Aim of the exercise: Pick out each line containing the string "will" and copy it.

Data supplied:
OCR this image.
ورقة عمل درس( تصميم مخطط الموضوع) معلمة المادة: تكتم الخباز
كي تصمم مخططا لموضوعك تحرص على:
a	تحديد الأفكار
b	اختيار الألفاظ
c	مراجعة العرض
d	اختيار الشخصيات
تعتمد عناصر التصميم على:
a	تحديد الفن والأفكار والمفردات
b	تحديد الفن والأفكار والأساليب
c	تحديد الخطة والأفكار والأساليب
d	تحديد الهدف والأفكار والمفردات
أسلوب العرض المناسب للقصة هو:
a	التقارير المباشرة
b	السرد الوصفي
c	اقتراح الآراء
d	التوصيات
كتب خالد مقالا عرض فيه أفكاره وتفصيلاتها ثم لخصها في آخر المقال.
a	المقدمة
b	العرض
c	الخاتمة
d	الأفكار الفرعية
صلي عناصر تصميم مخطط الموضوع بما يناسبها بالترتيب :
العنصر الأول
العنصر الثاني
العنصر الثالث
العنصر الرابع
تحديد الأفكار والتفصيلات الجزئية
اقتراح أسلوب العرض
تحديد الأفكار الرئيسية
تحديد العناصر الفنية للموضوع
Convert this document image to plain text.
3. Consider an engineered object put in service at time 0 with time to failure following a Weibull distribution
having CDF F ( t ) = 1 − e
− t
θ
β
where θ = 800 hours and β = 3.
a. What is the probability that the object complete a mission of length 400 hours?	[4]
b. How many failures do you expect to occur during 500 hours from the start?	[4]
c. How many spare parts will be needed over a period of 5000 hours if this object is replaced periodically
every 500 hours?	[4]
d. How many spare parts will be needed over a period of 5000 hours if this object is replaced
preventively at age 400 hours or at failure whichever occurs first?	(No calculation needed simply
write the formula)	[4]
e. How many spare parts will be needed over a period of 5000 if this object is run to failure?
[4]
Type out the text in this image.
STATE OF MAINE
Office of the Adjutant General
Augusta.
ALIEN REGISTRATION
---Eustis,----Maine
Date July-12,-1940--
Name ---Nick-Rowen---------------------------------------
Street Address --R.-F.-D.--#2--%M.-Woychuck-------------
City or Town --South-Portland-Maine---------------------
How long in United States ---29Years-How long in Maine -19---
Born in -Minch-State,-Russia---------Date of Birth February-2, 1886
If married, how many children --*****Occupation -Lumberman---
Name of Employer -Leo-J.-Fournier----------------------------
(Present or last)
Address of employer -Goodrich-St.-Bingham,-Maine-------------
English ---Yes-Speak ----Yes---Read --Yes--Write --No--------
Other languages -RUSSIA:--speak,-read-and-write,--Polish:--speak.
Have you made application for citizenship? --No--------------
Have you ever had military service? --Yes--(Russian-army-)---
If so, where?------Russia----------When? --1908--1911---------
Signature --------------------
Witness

Solution for this exercise:
c. How many spare parts will be needed over a period of 5000 hours if this object is replaced periodically
d. How many spare parts will be needed over a period of 5000 hours if this object is replaced
e. How many spare parts will be needed over a period of 5000 if this object is run to failure?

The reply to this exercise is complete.